[Your instructions] Locate the word "Cook" in the data below, then copy every line that holds it.

Stored data:

···

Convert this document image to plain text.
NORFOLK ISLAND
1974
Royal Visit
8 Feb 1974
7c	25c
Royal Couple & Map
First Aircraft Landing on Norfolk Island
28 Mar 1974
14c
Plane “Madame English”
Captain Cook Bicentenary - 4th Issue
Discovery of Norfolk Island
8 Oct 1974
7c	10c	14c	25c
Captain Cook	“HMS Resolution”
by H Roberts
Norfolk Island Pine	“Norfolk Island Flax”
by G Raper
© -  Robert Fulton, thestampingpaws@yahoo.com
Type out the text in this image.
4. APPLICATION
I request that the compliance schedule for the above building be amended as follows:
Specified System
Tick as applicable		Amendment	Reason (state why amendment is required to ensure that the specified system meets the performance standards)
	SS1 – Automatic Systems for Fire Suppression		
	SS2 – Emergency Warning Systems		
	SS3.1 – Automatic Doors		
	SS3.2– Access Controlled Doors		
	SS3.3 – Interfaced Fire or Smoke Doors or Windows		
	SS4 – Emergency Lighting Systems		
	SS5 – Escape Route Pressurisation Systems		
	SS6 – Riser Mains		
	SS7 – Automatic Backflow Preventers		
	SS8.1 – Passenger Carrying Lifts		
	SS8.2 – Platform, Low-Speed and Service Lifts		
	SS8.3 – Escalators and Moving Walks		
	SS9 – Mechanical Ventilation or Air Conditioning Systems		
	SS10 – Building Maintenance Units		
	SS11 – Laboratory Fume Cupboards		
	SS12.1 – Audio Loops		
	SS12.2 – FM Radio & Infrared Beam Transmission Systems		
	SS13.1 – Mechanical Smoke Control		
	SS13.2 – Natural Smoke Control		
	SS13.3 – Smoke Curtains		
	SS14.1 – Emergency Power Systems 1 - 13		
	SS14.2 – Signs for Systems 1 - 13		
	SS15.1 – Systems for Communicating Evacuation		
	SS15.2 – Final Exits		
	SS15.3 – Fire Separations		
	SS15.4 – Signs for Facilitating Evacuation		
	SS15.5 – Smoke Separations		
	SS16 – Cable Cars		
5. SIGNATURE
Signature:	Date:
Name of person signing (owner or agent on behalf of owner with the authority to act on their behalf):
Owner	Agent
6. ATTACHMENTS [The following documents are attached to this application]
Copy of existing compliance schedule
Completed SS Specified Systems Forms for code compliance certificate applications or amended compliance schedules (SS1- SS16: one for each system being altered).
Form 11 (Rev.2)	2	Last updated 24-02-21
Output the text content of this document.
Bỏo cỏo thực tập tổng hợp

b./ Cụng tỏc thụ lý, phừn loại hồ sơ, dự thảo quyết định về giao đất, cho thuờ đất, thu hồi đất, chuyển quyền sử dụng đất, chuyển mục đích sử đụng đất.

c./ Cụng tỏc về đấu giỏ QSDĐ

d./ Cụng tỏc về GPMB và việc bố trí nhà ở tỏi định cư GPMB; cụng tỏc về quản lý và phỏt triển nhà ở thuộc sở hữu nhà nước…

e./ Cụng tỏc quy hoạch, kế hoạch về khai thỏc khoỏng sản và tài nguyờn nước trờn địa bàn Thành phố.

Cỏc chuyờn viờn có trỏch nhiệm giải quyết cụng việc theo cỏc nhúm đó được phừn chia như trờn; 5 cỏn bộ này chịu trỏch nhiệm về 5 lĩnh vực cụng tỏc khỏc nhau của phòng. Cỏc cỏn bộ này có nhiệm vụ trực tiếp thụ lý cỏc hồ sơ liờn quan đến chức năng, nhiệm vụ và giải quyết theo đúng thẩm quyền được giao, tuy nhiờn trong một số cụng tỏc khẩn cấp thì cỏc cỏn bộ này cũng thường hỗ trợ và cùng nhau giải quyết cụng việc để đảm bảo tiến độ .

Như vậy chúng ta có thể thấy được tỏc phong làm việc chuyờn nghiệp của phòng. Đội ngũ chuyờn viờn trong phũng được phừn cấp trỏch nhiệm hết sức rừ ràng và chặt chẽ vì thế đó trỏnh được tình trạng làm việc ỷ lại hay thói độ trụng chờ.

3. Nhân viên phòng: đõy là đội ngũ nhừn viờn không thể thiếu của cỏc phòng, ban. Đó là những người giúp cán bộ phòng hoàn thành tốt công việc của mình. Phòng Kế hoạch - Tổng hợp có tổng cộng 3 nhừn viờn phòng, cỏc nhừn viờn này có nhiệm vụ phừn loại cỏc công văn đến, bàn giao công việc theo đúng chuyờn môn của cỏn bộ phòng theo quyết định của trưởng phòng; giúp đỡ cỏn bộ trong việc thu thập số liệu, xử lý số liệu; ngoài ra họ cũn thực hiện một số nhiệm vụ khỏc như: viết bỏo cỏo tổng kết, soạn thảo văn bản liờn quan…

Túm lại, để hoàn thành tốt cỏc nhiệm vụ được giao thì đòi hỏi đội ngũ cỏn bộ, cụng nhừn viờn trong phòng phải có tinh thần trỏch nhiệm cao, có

···

[Correct answer]
Captain Cook Bicentenary - 4th Issue
Captain Cook	“HMS Resolution”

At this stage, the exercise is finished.